_DIRECTIONS FOR THIS TASK_: Every entry must be copied word for word.

_MATERIAL SHOWN_:
---

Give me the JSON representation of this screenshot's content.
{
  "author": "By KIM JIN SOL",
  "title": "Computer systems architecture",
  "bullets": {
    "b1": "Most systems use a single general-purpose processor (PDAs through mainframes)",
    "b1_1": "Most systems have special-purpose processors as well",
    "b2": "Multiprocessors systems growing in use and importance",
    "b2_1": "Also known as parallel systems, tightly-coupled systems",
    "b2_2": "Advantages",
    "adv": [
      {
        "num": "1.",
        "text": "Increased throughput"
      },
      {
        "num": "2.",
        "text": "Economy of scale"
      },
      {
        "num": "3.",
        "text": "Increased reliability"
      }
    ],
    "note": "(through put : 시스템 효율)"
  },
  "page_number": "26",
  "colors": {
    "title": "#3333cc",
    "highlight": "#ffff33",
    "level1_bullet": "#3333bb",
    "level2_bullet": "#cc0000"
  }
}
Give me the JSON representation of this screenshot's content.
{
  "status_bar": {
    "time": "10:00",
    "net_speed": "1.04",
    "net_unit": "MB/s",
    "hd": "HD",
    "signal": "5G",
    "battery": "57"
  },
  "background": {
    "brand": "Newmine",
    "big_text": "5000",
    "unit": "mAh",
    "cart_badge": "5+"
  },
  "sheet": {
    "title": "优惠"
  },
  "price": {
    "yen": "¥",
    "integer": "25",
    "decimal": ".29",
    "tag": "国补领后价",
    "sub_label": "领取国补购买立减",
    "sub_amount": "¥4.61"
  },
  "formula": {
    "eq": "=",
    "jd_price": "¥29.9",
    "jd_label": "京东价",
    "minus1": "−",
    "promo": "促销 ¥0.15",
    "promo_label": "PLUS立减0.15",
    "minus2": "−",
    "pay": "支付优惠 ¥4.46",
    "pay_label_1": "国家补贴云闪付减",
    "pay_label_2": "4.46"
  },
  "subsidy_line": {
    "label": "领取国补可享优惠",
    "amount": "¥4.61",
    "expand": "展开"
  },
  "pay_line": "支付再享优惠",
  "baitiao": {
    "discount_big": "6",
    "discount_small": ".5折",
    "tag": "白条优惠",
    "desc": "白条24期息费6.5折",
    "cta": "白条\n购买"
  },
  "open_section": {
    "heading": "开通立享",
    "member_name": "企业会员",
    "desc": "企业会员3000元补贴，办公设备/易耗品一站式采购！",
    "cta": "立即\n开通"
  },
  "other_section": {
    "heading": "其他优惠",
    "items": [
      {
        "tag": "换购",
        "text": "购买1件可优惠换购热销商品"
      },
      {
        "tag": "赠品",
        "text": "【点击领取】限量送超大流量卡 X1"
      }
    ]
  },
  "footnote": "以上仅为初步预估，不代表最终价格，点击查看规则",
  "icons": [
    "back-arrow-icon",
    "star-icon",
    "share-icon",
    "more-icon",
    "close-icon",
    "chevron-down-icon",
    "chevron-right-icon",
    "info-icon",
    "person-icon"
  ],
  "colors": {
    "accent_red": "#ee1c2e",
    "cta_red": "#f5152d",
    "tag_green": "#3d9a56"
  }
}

---

_FULL OUTPUT_:
Give me the JSON representation of this screenshot's content.
{
  "author": "By KIM JIN SOL",
  "title": "Computer systems architecture",
  "bullets": {
    "b1": "Most systems use a single general-purpose processor (PDAs through mainframes)",
    "b1_1": "Most systems have special-purpose processors as well",
    "b2": "Multiprocessors systems growing in use and importance",
    "b2_1": "Also known as parallel systems, tightly-coupled systems",
    "b2_2": "Advantages",
    "adv": [
      {
        "num": "1.",
        "text": "Increased throughput"
      },
      {
        "num": "2.",
        "text": "Economy of scale"
      },
      {
        "num": "3.",
        "text": "Increased reliability"
      }
    ],
    "note": "(through put : 시스템 효율)"
  },
  "page_number": "26",
  "colors": {
    "title": "#3333cc",
    "highlight": "#ffff33",
    "level1_bullet": "#3333bb",
    "level2_bullet": "#cc0000"
  }
}
Give me the JSON representation of this screenshot's content.
{
  "status_bar": {
    "time": "10:00",
    "net_speed": "1.04",
    "net_unit": "MB/s",
    "hd": "HD",
    "signal": "5G",
    "battery": "57"
  },
  "background": {
    "brand": "Newmine",
    "big_text": "5000",
    "unit": "mAh",
    "cart_badge": "5+"
  },
  "sheet": {
    "title": "优惠"
  },
  "price": {
    "yen": "¥",
    "integer": "25",
    "decimal": ".29",
    "tag": "国补领后价",
    "sub_label": "领取国补购买立减",
    "sub_amount": "¥4.61"
  },
  "formula": {
    "eq": "=",
    "jd_price": "¥29.9",
    "jd_label": "京东价",
    "minus1": "−",
    "promo": "促销 ¥0.15",
    "promo_label": "PLUS立减0.15",
    "minus2": "−",
    "pay": "支付优惠 ¥4.46",
    "pay_label_1": "国家补贴云闪付减",
    "pay_label_2": "4.46"
  },
  "subsidy_line": {
    "label": "领取国补可享优惠",
    "amount": "¥4.61",
    "expand": "展开"
  },
  "pay_line": "支付再享优惠",
  "baitiao": {
    "discount_big": "6",
    "discount_small": ".5折",
    "tag": "白条优惠",
    "desc": "白条24期息费6.5折",
    "cta": "白条\n购买"
  },
  "open_section": {
    "heading": "开通立享",
    "member_name": "企业会员",
    "desc": "企业会员3000元补贴，办公设备/易耗品一站式采购！",
    "cta": "立即\n开通"
  },
  "other_section": {
    "heading": "其他优惠",
    "items": [
      {
        "tag": "换购",
        "text": "购买1件可优惠换购热销商品"
      },
      {
        "tag": "赠品",
        "text": "【点击领取】限量送超大流量卡 X1"
      }
    ]
  },
  "footnote": "以上仅为初步预估，不代表最终价格，点击查看规则",
  "icons": [
    "back-arrow-icon",
    "star-icon",
    "share-icon",
    "more-icon",
    "close-icon",
    "chevron-down-icon",
    "chevron-right-icon",
    "info-icon",
    "person-icon"
  ],
  "colors": {
    "accent_red": "#ee1c2e",
    "cta_red": "#f5152d",
    "tag_green": "#3d9a56"
  }
}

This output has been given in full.